## RECORDS:
+--

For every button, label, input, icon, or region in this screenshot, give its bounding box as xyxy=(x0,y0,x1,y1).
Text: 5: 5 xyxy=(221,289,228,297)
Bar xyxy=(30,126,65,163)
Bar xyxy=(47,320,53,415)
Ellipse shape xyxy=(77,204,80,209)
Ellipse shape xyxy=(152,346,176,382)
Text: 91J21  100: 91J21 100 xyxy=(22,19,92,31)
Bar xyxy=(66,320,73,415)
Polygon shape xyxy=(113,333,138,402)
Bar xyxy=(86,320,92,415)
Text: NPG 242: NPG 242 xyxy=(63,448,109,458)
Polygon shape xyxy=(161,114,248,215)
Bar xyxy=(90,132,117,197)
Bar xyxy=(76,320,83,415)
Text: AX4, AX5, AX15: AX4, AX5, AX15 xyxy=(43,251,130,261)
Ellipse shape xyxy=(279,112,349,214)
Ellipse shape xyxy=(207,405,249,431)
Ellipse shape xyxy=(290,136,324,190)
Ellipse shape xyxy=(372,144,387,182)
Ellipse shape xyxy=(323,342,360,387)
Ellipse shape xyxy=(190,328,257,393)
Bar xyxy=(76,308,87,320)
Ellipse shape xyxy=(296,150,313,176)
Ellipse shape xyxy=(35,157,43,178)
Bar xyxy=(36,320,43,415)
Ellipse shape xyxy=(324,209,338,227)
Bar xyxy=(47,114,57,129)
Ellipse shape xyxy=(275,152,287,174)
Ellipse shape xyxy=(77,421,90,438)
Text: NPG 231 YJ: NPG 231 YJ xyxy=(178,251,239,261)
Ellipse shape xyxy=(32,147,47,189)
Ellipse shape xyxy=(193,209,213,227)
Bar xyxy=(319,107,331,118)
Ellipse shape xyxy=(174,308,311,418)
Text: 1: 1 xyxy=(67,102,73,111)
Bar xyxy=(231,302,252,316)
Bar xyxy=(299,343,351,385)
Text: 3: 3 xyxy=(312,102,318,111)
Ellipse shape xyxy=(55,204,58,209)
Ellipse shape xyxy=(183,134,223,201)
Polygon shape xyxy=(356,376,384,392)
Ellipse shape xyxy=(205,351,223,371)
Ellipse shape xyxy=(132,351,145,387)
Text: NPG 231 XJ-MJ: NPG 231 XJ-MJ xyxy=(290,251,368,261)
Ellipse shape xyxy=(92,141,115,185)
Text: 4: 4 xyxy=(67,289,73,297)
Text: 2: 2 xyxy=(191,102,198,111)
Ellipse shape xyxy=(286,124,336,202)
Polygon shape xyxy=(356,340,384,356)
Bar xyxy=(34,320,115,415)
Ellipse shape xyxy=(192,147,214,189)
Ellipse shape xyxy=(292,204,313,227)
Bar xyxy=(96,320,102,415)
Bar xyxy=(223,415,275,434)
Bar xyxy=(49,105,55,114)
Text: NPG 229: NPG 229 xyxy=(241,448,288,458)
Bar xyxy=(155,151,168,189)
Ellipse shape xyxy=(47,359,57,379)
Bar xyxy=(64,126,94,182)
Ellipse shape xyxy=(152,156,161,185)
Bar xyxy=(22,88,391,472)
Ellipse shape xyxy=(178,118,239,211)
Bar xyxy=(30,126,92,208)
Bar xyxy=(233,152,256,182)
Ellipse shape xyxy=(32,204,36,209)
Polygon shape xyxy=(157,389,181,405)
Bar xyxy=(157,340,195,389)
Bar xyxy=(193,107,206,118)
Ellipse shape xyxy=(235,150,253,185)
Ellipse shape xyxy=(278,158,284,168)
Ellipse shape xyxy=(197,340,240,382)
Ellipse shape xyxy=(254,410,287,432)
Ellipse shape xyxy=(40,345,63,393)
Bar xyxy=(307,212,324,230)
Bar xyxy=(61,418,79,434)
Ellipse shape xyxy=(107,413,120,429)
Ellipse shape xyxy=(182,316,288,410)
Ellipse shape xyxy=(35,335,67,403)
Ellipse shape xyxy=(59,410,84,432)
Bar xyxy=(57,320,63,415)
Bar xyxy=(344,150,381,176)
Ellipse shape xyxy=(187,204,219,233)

+--

Lay out the entries from the start through the line containing "Ellipse shape xyxy=(77,421,90,438)", inclusive, as a Markdown table with the columns Row and Line, one numbered row per line. Leave out blank lines.

## ANSWER FOR THIS EXERCISE:
| Row | Line |
|---|---|
| 1 | For every button, label, input, icon, or region in this screenshot, give its bounding box as xyxy=(x0,y0,x1,y1). |
| 2 | Text: 5: 5 xyxy=(221,289,228,297) |
| 3 | Bar xyxy=(30,126,65,163) |
| 4 | Bar xyxy=(47,320,53,415) |
| 5 | Ellipse shape xyxy=(77,204,80,209) |
| 6 | Ellipse shape xyxy=(152,346,176,382) |
| 7 | Text: 91J21  100: 91J21 100 xyxy=(22,19,92,31) |
| 8 | Bar xyxy=(66,320,73,415) |
| 9 | Polygon shape xyxy=(113,333,138,402) |
| 10 | Bar xyxy=(86,320,92,415) |
| 11 | Text: NPG 242: NPG 242 xyxy=(63,448,109,458) |
| 12 | Polygon shape xyxy=(161,114,248,215) |
| 13 | Bar xyxy=(90,132,117,197) |
| 14 | Bar xyxy=(76,320,83,415) |
| 15 | Text: AX4, AX5, AX15: AX4, AX5, AX15 xyxy=(43,251,130,261) |
| 16 | Ellipse shape xyxy=(279,112,349,214) |
| 17 | Ellipse shape xyxy=(207,405,249,431) |
| 18 | Ellipse shape xyxy=(290,136,324,190) |
| 19 | Ellipse shape xyxy=(372,144,387,182) |
| 20 | Ellipse shape xyxy=(323,342,360,387) |
| 21 | Ellipse shape xyxy=(190,328,257,393) |
| 22 | Bar xyxy=(76,308,87,320) |
| 23 | Ellipse shape xyxy=(296,150,313,176) |
| 24 | Ellipse shape xyxy=(35,157,43,178) |
| 25 | Bar xyxy=(36,320,43,415) |
| 26 | Ellipse shape xyxy=(324,209,338,227) |
| 27 | Bar xyxy=(47,114,57,129) |
| 28 | Ellipse shape xyxy=(275,152,287,174) |
| 29 | Ellipse shape xyxy=(77,421,90,438) |